Stated goal:
Say how many lines of these entries include the word "задано", and answer with the number alone.
Start
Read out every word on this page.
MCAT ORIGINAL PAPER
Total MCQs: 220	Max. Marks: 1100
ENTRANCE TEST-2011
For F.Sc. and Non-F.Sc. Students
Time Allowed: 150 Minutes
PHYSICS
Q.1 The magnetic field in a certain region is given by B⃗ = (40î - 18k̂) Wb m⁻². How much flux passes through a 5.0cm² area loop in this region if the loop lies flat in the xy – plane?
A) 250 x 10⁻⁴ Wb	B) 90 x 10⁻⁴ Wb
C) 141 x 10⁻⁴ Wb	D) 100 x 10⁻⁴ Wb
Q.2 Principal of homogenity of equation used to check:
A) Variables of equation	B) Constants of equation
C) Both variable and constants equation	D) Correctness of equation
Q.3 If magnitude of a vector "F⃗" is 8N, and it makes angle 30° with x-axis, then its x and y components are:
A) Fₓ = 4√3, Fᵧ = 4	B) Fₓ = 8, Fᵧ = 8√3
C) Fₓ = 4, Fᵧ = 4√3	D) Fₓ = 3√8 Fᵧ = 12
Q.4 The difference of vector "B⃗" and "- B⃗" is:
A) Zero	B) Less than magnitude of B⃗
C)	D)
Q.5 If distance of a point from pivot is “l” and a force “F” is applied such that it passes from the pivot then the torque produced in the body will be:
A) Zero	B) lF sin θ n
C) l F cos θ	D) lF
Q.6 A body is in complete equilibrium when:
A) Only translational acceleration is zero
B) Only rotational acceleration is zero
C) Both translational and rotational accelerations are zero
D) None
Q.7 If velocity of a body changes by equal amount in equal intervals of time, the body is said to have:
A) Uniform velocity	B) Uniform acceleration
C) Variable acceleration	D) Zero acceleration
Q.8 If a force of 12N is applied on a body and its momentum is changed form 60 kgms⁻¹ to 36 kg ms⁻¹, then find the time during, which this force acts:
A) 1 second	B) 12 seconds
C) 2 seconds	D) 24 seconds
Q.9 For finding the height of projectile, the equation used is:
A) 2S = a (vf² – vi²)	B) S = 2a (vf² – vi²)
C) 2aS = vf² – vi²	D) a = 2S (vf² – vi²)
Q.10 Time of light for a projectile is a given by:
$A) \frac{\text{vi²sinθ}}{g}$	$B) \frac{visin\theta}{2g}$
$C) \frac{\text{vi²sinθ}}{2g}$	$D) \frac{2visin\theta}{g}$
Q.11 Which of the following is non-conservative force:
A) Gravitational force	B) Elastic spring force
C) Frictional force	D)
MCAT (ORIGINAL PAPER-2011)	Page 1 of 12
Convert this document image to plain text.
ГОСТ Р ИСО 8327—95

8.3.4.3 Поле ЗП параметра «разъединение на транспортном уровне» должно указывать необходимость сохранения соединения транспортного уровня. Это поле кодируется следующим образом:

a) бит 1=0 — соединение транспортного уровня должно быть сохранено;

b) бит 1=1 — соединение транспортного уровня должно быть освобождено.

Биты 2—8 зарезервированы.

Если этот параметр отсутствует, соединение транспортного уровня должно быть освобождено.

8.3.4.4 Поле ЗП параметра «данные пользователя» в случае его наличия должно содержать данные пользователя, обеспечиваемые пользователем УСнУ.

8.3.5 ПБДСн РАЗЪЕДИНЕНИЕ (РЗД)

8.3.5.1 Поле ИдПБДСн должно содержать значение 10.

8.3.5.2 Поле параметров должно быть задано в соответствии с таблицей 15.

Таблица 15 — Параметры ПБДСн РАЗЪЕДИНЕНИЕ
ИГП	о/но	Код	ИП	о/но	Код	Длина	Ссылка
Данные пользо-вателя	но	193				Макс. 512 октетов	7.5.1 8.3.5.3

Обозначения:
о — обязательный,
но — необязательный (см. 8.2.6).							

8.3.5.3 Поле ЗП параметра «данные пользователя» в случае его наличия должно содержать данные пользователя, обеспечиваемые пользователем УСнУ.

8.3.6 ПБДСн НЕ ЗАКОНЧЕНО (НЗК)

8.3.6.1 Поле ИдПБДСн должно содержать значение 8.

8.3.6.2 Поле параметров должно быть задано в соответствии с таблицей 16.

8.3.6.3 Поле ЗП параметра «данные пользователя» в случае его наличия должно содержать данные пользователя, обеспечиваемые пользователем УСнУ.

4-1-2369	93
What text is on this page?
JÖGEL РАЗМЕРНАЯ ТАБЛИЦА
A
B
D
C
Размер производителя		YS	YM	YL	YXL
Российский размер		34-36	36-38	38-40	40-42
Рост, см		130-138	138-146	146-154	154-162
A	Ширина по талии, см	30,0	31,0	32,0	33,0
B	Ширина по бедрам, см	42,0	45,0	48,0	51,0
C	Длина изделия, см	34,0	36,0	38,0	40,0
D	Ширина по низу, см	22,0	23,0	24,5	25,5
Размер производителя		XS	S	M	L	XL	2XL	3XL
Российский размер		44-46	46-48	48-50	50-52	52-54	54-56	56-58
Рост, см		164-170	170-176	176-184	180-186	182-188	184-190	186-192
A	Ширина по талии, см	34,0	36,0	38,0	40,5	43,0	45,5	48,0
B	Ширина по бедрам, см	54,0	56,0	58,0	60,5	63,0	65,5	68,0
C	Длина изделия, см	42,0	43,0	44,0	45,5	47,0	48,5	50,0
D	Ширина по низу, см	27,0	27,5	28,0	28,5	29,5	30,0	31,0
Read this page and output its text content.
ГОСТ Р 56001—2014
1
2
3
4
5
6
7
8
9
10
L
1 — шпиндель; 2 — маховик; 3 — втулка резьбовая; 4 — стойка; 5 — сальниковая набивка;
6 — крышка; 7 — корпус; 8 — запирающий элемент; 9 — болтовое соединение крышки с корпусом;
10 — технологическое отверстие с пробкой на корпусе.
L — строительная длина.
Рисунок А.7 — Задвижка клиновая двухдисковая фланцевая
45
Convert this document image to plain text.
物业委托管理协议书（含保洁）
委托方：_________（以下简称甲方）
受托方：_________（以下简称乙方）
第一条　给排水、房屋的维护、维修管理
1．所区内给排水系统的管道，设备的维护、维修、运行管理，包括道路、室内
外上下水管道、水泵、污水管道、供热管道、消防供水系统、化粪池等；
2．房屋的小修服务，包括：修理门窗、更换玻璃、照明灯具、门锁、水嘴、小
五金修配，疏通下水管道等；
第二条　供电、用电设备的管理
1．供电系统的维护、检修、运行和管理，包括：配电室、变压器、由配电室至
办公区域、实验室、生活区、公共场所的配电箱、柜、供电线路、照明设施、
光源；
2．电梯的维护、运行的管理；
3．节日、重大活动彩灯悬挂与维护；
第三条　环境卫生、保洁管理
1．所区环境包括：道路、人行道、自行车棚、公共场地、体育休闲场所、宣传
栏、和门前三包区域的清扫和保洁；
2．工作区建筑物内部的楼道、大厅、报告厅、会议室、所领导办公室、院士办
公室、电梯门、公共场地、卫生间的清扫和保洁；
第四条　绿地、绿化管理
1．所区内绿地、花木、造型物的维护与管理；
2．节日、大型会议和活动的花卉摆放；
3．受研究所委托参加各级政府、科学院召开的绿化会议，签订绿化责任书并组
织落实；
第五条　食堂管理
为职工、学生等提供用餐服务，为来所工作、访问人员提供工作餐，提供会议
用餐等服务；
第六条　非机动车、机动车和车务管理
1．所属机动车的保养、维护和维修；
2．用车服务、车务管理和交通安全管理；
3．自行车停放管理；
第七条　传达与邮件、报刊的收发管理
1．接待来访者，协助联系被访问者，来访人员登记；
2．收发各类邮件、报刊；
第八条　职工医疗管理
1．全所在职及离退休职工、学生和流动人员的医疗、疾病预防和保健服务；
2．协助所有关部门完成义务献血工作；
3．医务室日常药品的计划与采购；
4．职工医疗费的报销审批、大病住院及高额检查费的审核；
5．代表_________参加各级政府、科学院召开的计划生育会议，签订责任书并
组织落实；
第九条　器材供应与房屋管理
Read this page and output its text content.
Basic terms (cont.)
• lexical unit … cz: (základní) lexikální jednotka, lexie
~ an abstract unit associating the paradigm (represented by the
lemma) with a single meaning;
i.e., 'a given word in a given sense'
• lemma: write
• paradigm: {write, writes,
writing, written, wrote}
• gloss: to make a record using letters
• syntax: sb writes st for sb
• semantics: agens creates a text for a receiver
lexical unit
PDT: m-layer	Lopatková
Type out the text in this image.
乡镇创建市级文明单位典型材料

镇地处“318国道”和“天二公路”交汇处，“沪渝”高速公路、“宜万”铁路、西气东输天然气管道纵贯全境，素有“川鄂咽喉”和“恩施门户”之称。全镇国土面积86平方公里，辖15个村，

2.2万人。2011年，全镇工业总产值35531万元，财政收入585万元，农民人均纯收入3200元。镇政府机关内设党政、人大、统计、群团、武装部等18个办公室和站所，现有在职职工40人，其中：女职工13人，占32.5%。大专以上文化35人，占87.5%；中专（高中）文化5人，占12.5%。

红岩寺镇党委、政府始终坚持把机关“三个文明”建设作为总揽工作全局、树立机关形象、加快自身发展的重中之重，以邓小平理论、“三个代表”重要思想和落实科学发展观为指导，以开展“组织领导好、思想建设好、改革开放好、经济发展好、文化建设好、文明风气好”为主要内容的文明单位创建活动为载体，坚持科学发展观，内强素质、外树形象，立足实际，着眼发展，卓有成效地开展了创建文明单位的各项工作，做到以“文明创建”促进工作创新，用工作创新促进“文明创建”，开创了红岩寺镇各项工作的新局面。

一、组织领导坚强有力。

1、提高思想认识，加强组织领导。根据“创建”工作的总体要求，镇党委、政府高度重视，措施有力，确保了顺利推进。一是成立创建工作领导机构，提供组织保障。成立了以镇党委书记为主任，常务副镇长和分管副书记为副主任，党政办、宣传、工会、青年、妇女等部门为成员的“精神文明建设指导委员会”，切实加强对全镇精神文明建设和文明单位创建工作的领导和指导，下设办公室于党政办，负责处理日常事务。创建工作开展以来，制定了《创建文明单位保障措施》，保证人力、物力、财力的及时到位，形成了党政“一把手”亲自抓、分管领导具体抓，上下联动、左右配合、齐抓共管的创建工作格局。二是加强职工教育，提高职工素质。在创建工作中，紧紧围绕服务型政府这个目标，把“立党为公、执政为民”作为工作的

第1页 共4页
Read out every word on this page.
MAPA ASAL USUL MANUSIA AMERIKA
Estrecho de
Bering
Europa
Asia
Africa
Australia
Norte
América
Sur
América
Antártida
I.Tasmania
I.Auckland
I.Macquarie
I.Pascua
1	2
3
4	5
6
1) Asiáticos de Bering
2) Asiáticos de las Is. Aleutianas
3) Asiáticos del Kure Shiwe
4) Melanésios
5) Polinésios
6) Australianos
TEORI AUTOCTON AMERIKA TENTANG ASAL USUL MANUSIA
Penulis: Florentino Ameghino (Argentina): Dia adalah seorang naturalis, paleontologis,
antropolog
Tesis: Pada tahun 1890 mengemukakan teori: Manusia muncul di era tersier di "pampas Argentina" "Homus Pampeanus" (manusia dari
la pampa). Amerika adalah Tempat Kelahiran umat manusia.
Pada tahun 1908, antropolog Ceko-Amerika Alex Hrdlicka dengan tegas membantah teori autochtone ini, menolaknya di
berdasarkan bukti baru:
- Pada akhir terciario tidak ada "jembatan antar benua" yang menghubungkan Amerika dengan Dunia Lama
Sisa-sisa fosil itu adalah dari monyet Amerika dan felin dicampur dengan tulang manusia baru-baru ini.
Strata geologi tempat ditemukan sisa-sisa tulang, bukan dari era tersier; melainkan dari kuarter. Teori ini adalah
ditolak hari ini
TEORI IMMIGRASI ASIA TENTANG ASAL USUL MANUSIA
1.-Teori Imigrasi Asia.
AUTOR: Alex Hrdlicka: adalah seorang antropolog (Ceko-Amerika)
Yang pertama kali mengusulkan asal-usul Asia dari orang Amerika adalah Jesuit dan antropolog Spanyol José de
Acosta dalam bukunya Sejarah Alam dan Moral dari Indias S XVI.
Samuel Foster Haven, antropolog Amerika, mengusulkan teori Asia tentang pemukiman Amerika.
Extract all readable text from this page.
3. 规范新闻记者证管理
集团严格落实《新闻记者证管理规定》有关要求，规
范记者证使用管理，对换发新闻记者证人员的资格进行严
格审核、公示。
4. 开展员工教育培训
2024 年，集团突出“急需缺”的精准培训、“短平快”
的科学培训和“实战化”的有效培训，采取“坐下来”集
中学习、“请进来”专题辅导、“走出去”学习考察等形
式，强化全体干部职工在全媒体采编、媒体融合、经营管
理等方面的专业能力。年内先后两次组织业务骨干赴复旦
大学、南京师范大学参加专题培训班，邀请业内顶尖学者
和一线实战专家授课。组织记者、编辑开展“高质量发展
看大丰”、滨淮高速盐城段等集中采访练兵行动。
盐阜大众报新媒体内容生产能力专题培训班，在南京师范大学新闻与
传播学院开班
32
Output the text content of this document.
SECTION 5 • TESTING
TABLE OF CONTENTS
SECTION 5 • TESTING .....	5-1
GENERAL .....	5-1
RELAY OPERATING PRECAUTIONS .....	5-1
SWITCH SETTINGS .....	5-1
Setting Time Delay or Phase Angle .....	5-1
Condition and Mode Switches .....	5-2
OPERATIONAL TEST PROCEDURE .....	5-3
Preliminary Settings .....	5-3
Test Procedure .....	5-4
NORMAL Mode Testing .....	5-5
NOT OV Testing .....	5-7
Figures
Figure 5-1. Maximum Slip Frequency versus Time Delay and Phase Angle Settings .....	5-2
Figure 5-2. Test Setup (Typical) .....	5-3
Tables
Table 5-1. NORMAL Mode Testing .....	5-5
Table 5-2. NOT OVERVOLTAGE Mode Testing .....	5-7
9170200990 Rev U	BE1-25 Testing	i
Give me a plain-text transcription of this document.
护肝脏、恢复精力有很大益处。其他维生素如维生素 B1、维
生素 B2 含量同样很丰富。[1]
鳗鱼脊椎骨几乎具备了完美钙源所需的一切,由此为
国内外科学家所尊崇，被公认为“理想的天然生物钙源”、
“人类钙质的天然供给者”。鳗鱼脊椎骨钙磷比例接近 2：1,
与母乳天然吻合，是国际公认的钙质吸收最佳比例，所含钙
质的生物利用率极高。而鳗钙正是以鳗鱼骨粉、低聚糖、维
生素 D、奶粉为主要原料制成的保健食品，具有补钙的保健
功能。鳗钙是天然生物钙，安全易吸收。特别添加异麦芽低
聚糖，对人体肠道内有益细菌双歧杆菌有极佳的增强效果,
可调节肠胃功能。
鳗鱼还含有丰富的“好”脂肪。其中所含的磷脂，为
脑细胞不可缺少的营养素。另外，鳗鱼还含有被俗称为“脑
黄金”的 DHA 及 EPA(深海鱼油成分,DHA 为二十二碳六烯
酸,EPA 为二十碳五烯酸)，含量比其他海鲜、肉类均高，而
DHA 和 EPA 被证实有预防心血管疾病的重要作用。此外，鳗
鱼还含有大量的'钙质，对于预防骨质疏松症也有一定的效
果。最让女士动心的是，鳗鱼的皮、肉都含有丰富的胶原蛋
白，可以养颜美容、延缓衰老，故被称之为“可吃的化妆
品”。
End
The answer:
2